■ PROBLEM STATEMENT
Write out each entry, exactly the way it appears.

■ INPUT
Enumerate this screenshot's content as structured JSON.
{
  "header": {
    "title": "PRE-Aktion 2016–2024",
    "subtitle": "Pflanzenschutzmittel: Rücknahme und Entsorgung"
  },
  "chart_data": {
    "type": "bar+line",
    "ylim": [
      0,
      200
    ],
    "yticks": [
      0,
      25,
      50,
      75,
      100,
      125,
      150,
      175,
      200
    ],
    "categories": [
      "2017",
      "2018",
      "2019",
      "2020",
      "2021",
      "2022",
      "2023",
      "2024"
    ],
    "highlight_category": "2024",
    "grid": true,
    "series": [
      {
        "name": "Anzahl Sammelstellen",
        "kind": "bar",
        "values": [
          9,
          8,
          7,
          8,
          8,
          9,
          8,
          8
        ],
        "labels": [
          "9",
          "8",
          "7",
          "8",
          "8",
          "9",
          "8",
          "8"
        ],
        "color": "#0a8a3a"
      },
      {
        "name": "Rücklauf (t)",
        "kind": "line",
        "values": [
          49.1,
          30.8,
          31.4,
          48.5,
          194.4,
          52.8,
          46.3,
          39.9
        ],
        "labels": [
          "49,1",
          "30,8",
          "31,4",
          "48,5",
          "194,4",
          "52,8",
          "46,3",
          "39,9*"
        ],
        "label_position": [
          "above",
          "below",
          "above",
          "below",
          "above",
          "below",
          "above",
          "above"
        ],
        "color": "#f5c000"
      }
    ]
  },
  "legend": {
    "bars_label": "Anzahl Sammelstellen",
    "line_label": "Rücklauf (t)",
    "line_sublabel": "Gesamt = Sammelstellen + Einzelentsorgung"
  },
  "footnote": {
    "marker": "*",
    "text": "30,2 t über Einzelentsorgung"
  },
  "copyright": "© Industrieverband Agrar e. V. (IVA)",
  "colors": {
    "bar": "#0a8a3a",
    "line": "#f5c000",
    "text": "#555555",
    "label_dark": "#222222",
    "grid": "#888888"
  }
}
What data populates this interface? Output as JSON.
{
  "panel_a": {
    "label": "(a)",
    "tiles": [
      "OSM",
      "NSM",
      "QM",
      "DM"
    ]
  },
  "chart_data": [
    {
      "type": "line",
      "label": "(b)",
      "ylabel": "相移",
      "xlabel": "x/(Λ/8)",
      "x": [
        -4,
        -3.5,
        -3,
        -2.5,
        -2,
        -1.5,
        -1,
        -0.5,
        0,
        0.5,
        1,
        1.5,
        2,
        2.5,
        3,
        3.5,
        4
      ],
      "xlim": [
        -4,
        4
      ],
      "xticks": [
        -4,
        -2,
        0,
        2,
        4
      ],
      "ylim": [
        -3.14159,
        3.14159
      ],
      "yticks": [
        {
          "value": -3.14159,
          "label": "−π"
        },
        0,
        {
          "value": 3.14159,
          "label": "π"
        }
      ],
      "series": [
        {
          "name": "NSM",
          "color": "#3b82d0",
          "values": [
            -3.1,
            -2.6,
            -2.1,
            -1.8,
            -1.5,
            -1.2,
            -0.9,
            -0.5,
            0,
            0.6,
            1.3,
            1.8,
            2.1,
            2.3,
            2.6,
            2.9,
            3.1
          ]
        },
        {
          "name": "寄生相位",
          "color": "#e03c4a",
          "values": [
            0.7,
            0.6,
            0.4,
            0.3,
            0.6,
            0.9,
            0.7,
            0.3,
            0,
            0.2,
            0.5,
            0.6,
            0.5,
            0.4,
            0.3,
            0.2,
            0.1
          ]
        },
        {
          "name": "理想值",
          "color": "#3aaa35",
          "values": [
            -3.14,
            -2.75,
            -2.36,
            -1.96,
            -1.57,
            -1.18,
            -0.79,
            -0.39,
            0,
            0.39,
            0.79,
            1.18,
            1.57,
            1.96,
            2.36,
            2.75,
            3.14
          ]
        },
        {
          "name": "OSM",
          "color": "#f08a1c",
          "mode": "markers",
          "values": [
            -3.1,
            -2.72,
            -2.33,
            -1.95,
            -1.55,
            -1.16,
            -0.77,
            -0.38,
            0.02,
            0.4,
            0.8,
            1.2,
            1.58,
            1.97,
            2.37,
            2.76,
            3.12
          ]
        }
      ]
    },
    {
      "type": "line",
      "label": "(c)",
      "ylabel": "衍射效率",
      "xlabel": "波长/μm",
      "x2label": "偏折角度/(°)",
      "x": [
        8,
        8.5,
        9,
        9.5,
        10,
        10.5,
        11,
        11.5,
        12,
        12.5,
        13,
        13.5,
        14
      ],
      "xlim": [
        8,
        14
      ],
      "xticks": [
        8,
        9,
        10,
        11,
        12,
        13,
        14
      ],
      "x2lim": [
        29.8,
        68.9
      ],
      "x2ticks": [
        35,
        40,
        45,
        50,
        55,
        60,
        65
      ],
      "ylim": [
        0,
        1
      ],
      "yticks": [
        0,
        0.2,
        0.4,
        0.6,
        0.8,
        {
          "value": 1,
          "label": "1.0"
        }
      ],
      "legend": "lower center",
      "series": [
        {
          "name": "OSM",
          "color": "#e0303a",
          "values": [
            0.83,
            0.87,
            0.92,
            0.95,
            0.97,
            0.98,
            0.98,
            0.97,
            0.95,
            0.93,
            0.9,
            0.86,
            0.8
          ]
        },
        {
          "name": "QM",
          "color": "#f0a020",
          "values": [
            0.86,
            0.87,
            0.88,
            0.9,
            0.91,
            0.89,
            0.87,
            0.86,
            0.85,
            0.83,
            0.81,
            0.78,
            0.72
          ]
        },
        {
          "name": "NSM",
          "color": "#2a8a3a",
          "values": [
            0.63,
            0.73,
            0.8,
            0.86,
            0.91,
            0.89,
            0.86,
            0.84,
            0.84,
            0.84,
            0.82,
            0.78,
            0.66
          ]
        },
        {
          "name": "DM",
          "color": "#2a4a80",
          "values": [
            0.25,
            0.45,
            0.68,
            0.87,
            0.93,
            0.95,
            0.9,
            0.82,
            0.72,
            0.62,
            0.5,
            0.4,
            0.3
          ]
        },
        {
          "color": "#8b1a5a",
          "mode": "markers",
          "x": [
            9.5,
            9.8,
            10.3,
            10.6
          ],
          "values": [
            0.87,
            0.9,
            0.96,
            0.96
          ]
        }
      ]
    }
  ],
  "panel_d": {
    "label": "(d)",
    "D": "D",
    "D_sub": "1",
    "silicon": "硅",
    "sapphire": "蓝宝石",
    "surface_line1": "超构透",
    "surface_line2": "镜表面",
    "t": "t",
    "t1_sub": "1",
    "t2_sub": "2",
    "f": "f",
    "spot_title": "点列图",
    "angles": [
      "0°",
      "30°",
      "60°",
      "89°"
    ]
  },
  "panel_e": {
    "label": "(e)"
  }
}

■ RESULT OF THE EXERCISE
Enumerate this screenshot's content as structured JSON.
{
  "header": {
    "title": "PRE-Aktion 2016–2024",
    "subtitle": "Pflanzenschutzmittel: Rücknahme und Entsorgung"
  },
  "chart_data": {
    "type": "bar+line",
    "ylim": [
      0,
      200
    ],
    "yticks": [
      0,
      25,
      50,
      75,
      100,
      125,
      150,
      175,
      200
    ],
    "categories": [
      "2017",
      "2018",
      "2019",
      "2020",
      "2021",
      "2022",
      "2023",
      "2024"
    ],
    "highlight_category": "2024",
    "grid": true,
    "series": [
      {
        "name": "Anzahl Sammelstellen",
        "kind": "bar",
        "values": [
          9,
          8,
          7,
          8,
          8,
          9,
          8,
          8
        ],
        "labels": [
          "9",
          "8",
          "7",
          "8",
          "8",
          "9",
          "8",
          "8"
        ],
        "color": "#0a8a3a"
      },
      {
        "name": "Rücklauf (t)",
        "kind": "line",
        "values": [
          49.1,
          30.8,
          31.4,
          48.5,
          194.4,
          52.8,
          46.3,
          39.9
        ],
        "labels": [
          "49,1",
          "30,8",
          "31,4",
          "48,5",
          "194,4",
          "52,8",
          "46,3",
          "39,9*"
        ],
        "label_position": [
          "above",
          "below",
          "above",
          "below",
          "above",
          "below",
          "above",
          "above"
        ],
        "color": "#f5c000"
      }
    ]
  },
  "legend": {
    "bars_label": "Anzahl Sammelstellen",
    "line_label": "Rücklauf (t)",
    "line_sublabel": "Gesamt = Sammelstellen + Einzelentsorgung"
  },
  "footnote": {
    "marker": "*",
    "text": "30,2 t über Einzelentsorgung"
  },
  "copyright": "© Industrieverband Agrar e. V. (IVA)",
  "colors": {
    "bar": "#0a8a3a",
    "line": "#f5c000",
    "text": "#555555",
    "label_dark": "#222222",
    "grid": "#888888"
  }
}
What data populates this interface? Output as JSON.
{
  "panel_a": {
    "label": "(a)",
    "tiles": [
      "OSM",
      "NSM",
      "QM",
      "DM"
    ]
  },
  "chart_data": [
    {
      "type": "line",
      "label": "(b)",
      "ylabel": "相移",
      "xlabel": "x/(Λ/8)",
      "x": [
        -4,
        -3.5,
        -3,
        -2.5,
        -2,
        -1.5,
        -1,
        -0.5,
        0,
        0.5,
        1,
        1.5,
        2,
        2.5,
        3,
        3.5,
        4
      ],
      "xlim": [
        -4,
        4
      ],
      "xticks": [
        -4,
        -2,
        0,
        2,
        4
      ],
      "ylim": [
        -3.14159,
        3.14159
      ],
      "yticks": [
        {
          "value": -3.14159,
          "label": "−π"
        },
        0,
        {
          "value": 3.14159,
          "label": "π"
        }
      ],
      "series": [
        {
          "name": "NSM",
          "color": "#3b82d0",
          "values": [
            -3.1,
            -2.6,
            -2.1,
            -1.8,
            -1.5,
            -1.2,
            -0.9,
            -0.5,
            0,
            0.6,
            1.3,
            1.8,
            2.1,
            2.3,
            2.6,
            2.9,
            3.1
          ]
        },
        {
          "name": "寄生相位",
          "color": "#e03c4a",
          "values": [
            0.7,
            0.6,
            0.4,
            0.3,
            0.6,
            0.9,
            0.7,
            0.3,
            0,
            0.2,
            0.5,
            0.6,
            0.5,
            0.4,
            0.3,
            0.2,
            0.1
          ]
        },
        {
          "name": "理想值",
          "color": "#3aaa35",
          "values": [
            -3.14,
            -2.75,
            -2.36,
            -1.96,
            -1.57,
            -1.18,
            -0.79,
            -0.39,
            0,
            0.39,
            0.79,
            1.18,
            1.57,
            1.96,
            2.36,
            2.75,
            3.14
          ]
        },
        {
          "name": "OSM",
          "color": "#f08a1c",
          "mode": "markers",
          "values": [
            -3.1,
            -2.72,
            -2.33,
            -1.95,
            -1.55,
            -1.16,
            -0.77,
            -0.38,
            0.02,
            0.4,
            0.8,
            1.2,
            1.58,
            1.97,
            2.37,
            2.76,
            3.12
          ]
        }
      ]
    },
    {
      "type": "line",
      "label": "(c)",
      "ylabel": "衍射效率",
      "xlabel": "波长/μm",
      "x2label": "偏折角度/(°)",
      "x": [
        8,
        8.5,
        9,
        9.5,
        10,
        10.5,
        11,
        11.5,
        12,
        12.5,
        13,
        13.5,
        14
      ],
      "xlim": [
        8,
        14
      ],
      "xticks": [
        8,
        9,
        10,
        11,
        12,
        13,
        14
      ],
      "x2lim": [
        29.8,
        68.9
      ],
      "x2ticks": [
        35,
        40,
        45,
        50,
        55,
        60,
        65
      ],
      "ylim": [
        0,
        1
      ],
      "yticks": [
        0,
        0.2,
        0.4,
        0.6,
        0.8,
        {
          "value": 1,
          "label": "1.0"
        }
      ],
      "legend": "lower center",
      "series": [
        {
          "name": "OSM",
          "color": "#e0303a",
          "values": [
            0.83,
            0.87,
            0.92,
            0.95,
            0.97,
            0.98,
            0.98,
            0.97,
            0.95,
            0.93,
            0.9,
            0.86,
            0.8
          ]
        },
        {
          "name": "QM",
          "color": "#f0a020",
          "values": [
            0.86,
            0.87,
            0.88,
            0.9,
            0.91,
            0.89,
            0.87,
            0.86,
            0.85,
            0.83,
            0.81,
            0.78,
            0.72
          ]
        },
        {
          "name": "NSM",
          "color": "#2a8a3a",
          "values": [
            0.63,
            0.73,
            0.8,
            0.86,
            0.91,
            0.89,
            0.86,
            0.84,
            0.84,
            0.84,
            0.82,
            0.78,
            0.66
          ]
        },
        {
          "name": "DM",
          "color": "#2a4a80",
          "values": [
            0.25,
            0.45,
            0.68,
            0.87,
            0.93,
            0.95,
            0.9,
            0.82,
            0.72,
            0.62,
            0.5,
            0.4,
            0.3
          ]
        },
        {
          "color": "#8b1a5a",
          "mode": "markers",
          "x": [
            9.5,
            9.8,
            10.3,
            10.6
          ],
          "values": [
            0.87,
            0.9,
            0.96,
            0.96
          ]
        }
      ]
    }
  ],
  "panel_d": {
    "label": "(d)",
    "D": "D",
    "D_sub": "1",
    "silicon": "硅",
    "sapphire": "蓝宝石",
    "surface_line1": "超构透",
    "surface_line2": "镜表面",
    "t": "t",
    "t1_sub": "1",
    "t2_sub": "2",
    "f": "f",
    "spot_title": "点列图",
    "angles": [
      "0°",
      "30°",
      "60°",
      "89°"
    ]
  },
  "panel_e": {
    "label": "(e)"
  }
}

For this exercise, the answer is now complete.